((
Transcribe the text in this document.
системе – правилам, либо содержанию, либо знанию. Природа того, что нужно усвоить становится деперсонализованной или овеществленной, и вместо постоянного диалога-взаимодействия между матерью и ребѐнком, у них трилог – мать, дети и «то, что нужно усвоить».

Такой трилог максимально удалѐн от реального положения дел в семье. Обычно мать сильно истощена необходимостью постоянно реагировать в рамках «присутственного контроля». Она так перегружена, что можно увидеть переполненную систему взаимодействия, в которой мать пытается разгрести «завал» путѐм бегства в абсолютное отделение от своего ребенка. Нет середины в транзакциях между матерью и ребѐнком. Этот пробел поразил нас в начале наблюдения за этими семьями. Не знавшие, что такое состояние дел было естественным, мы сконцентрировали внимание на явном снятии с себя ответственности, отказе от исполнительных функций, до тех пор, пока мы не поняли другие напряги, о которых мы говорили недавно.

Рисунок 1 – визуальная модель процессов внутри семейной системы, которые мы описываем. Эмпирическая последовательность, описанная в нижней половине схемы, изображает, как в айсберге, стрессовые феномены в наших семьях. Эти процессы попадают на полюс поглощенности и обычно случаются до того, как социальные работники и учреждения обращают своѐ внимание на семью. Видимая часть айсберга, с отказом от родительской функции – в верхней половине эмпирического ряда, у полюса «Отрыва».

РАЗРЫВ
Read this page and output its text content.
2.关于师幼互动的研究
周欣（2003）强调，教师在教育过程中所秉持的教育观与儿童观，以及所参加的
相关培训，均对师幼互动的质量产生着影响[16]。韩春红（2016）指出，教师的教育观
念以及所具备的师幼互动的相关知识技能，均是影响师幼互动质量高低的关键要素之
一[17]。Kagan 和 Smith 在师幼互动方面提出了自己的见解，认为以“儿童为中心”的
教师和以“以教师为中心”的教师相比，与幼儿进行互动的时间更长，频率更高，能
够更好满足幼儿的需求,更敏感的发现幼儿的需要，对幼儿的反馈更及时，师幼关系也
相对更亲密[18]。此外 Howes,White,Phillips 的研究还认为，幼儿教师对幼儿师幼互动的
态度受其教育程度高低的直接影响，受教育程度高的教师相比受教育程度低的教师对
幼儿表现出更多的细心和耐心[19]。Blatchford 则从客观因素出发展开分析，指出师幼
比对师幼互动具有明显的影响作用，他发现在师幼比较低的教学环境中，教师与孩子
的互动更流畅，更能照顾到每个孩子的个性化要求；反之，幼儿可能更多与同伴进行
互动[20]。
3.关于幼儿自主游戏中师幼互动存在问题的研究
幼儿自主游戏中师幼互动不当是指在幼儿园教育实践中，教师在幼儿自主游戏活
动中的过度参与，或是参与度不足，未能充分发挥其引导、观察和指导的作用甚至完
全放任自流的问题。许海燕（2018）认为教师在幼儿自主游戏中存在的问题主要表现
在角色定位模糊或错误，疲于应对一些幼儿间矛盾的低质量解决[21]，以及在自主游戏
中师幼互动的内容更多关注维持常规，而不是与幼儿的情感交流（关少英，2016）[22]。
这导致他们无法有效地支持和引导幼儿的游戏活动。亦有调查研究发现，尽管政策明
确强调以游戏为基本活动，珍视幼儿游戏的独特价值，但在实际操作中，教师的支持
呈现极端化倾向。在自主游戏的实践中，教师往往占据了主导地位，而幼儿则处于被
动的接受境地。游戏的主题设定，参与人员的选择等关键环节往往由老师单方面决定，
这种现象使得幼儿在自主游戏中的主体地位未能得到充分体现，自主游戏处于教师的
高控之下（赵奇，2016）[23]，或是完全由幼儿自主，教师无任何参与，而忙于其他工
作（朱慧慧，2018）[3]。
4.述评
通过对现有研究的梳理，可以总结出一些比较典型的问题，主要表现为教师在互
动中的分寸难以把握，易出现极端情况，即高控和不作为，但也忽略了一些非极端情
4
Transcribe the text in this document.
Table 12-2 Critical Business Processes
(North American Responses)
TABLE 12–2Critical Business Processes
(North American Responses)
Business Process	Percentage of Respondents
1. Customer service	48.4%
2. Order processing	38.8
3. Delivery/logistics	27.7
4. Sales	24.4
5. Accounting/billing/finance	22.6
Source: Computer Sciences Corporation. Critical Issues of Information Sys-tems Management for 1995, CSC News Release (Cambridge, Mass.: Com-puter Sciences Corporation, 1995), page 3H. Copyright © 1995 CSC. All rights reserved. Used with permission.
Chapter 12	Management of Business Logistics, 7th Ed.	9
))
Output the data above exactly, please, line for line.

Answer |
Transcribe the text in this document.
системе – правилам, либо содержанию, либо знанию. Природа того, что нужно усвоить становится деперсонализованной или овеществленной, и вместо постоянного диалога-взаимодействия между матерью и ребѐнком, у них трилог – мать, дети и «то, что нужно усвоить».

Такой трилог максимально удалѐн от реального положения дел в семье. Обычно мать сильно истощена необходимостью постоянно реагировать в рамках «присутственного контроля». Она так перегружена, что можно увидеть переполненную систему взаимодействия, в которой мать пытается разгрести «завал» путѐм бегства в абсолютное отделение от своего ребенка. Нет середины в транзакциях между матерью и ребѐнком. Этот пробел поразил нас в начале наблюдения за этими семьями. Не знавшие, что такое состояние дел было естественным, мы сконцентрировали внимание на явном снятии с себя ответственности, отказе от исполнительных функций, до тех пор, пока мы не поняли другие напряги, о которых мы говорили недавно.

Рисунок 1 – визуальная модель процессов внутри семейной системы, которые мы описываем. Эмпирическая последовательность, описанная в нижней половине схемы, изображает, как в айсберге, стрессовые феномены в наших семьях. Эти процессы попадают на полюс поглощенности и обычно случаются до того, как социальные работники и учреждения обращают своѐ внимание на семью. Видимая часть айсберга, с отказом от родительской функции – в верхней половине эмпирического ряда, у полюса «Отрыва».

РАЗРЫВ
Read this page and output its text content.
2.关于师幼互动的研究
周欣（2003）强调，教师在教育过程中所秉持的教育观与儿童观，以及所参加的
相关培训，均对师幼互动的质量产生着影响[16]。韩春红（2016）指出，教师的教育观
念以及所具备的师幼互动的相关知识技能，均是影响师幼互动质量高低的关键要素之
一[17]。Kagan 和 Smith 在师幼互动方面提出了自己的见解，认为以“儿童为中心”的
教师和以“以教师为中心”的教师相比，与幼儿进行互动的时间更长，频率更高，能
够更好满足幼儿的需求,更敏感的发现幼儿的需要，对幼儿的反馈更及时，师幼关系也
相对更亲密[18]。此外 Howes,White,Phillips 的研究还认为，幼儿教师对幼儿师幼互动的
态度受其教育程度高低的直接影响，受教育程度高的教师相比受教育程度低的教师对
幼儿表现出更多的细心和耐心[19]。Blatchford 则从客观因素出发展开分析，指出师幼
比对师幼互动具有明显的影响作用，他发现在师幼比较低的教学环境中，教师与孩子
的互动更流畅，更能照顾到每个孩子的个性化要求；反之，幼儿可能更多与同伴进行
互动[20]。
3.关于幼儿自主游戏中师幼互动存在问题的研究
幼儿自主游戏中师幼互动不当是指在幼儿园教育实践中，教师在幼儿自主游戏活
动中的过度参与，或是参与度不足，未能充分发挥其引导、观察和指导的作用甚至完
全放任自流的问题。许海燕（2018）认为教师在幼儿自主游戏中存在的问题主要表现
在角色定位模糊或错误，疲于应对一些幼儿间矛盾的低质量解决[21]，以及在自主游戏
中师幼互动的内容更多关注维持常规，而不是与幼儿的情感交流（关少英，2016）[22]。
这导致他们无法有效地支持和引导幼儿的游戏活动。亦有调查研究发现，尽管政策明
确强调以游戏为基本活动，珍视幼儿游戏的独特价值，但在实际操作中，教师的支持
呈现极端化倾向。在自主游戏的实践中，教师往往占据了主导地位，而幼儿则处于被
动的接受境地。游戏的主题设定，参与人员的选择等关键环节往往由老师单方面决定，
这种现象使得幼儿在自主游戏中的主体地位未能得到充分体现，自主游戏处于教师的
高控之下（赵奇，2016）[23]，或是完全由幼儿自主，教师无任何参与，而忙于其他工
作（朱慧慧，2018）[3]。
4.述评
通过对现有研究的梳理，可以总结出一些比较典型的问题，主要表现为教师在互
动中的分寸难以把握，易出现极端情况，即高控和不作为，但也忽略了一些非极端情
4
Transcribe the text in this document.
Table 12-2 Critical Business Processes
(North American Responses)
TABLE 12–2Critical Business Processes
(North American Responses)
Business Process	Percentage of Respondents
1. Customer service	48.4%
2. Order processing	38.8
3. Delivery/logistics	27.7
4. Sales	24.4
5. Accounting/billing/finance	22.6
Source: Computer Sciences Corporation. Critical Issues of Information Sys-tems Management for 1995, CSC News Release (Cambridge, Mass.: Com-puter Sciences Corporation, 1995), page 3H. Copyright © 1995 CSC. All rights reserved. Used with permission.
Chapter 12	Management of Business Logistics, 7th Ed.	9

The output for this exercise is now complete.